Entries from a visual dataset
══════

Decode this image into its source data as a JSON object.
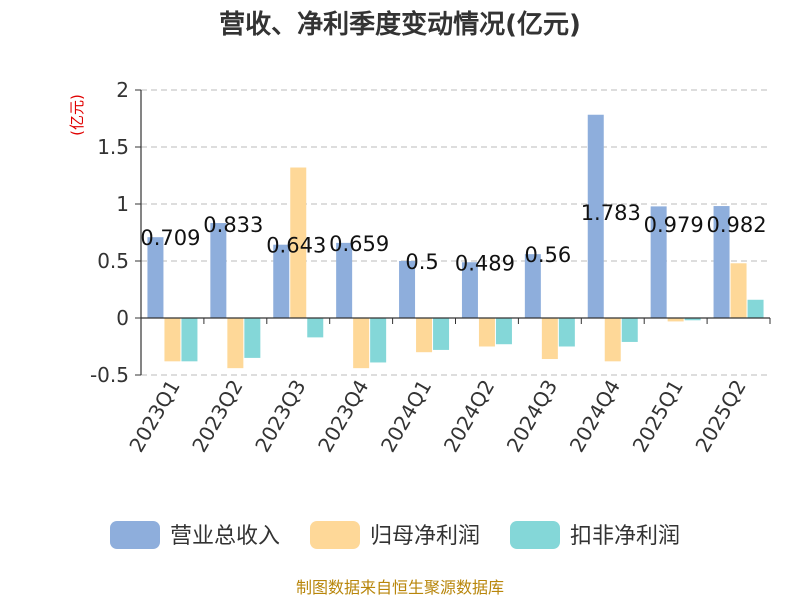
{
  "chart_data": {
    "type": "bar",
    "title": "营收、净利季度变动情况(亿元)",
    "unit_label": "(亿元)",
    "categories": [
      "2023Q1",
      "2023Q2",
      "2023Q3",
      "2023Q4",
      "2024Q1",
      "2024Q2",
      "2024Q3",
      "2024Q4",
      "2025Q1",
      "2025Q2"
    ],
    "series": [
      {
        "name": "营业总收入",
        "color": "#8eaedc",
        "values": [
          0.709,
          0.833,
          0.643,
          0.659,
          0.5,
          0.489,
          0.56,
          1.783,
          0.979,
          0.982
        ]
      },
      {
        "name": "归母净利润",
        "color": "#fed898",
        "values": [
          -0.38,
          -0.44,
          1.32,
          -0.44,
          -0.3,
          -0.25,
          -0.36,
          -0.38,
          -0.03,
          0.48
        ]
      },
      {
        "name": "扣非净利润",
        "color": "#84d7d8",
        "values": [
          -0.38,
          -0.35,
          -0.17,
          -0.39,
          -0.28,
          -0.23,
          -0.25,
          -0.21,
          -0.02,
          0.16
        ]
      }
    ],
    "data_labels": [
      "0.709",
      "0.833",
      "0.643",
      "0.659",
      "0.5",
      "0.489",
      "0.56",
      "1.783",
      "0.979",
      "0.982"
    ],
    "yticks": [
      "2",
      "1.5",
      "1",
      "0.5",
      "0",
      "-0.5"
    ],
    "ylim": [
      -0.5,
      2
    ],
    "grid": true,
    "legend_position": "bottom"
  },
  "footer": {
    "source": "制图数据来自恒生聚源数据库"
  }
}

══════

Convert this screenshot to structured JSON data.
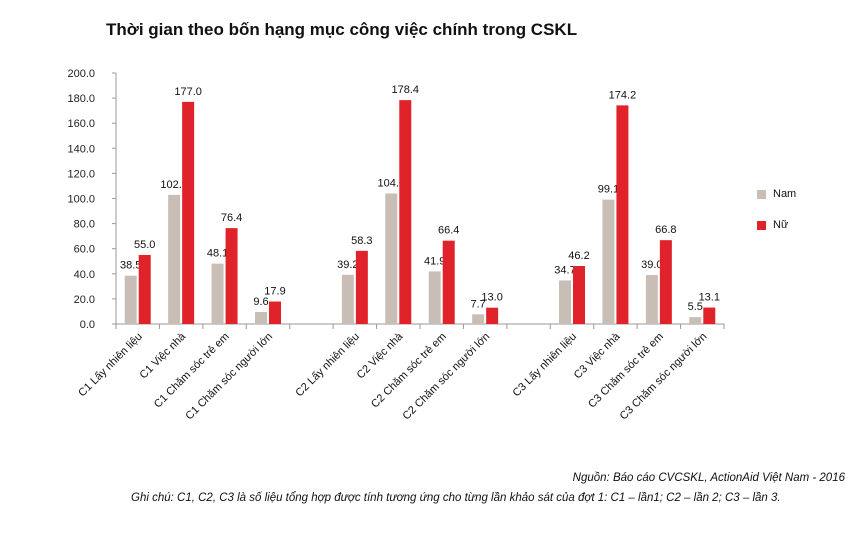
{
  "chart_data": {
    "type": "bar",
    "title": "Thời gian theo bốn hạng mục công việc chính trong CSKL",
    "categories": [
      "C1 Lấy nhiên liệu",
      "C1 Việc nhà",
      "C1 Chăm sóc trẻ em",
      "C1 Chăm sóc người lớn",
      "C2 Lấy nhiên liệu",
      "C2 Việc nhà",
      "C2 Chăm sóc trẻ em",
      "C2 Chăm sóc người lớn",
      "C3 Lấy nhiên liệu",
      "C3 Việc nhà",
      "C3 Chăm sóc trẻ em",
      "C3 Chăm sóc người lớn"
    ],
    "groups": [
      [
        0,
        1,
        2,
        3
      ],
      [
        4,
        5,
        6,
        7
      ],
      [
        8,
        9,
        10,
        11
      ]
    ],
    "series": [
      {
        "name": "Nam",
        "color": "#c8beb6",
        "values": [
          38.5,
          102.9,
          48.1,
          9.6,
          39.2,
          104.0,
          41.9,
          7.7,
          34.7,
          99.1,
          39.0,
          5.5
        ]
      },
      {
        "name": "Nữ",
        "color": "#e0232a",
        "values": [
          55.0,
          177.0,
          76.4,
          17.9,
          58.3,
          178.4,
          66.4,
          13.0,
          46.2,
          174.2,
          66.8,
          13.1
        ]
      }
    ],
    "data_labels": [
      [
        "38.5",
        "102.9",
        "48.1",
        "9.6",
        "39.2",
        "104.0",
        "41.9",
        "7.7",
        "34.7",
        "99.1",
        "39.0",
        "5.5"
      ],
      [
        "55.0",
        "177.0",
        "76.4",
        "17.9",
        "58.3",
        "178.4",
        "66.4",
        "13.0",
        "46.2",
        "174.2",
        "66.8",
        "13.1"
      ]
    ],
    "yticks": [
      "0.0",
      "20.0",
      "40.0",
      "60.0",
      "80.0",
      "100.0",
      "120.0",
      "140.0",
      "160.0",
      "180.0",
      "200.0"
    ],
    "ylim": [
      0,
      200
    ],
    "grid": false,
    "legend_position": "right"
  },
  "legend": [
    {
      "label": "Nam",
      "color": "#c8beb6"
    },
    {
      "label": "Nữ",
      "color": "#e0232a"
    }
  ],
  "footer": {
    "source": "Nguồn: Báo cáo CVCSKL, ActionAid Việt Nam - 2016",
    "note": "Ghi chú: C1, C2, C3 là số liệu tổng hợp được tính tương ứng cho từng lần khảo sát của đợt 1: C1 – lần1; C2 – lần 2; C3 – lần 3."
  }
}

══════

Read through the lines above and collect those that contain the string "Chăm".

      "C1 Chăm sóc trẻ em",
      "C1 Chăm sóc người lớn",
      "C2 Chăm sóc trẻ em",
      "C2 Chăm sóc người lớn",
      "C3 Chăm sóc trẻ em",
      "C3 Chăm sóc người lớn"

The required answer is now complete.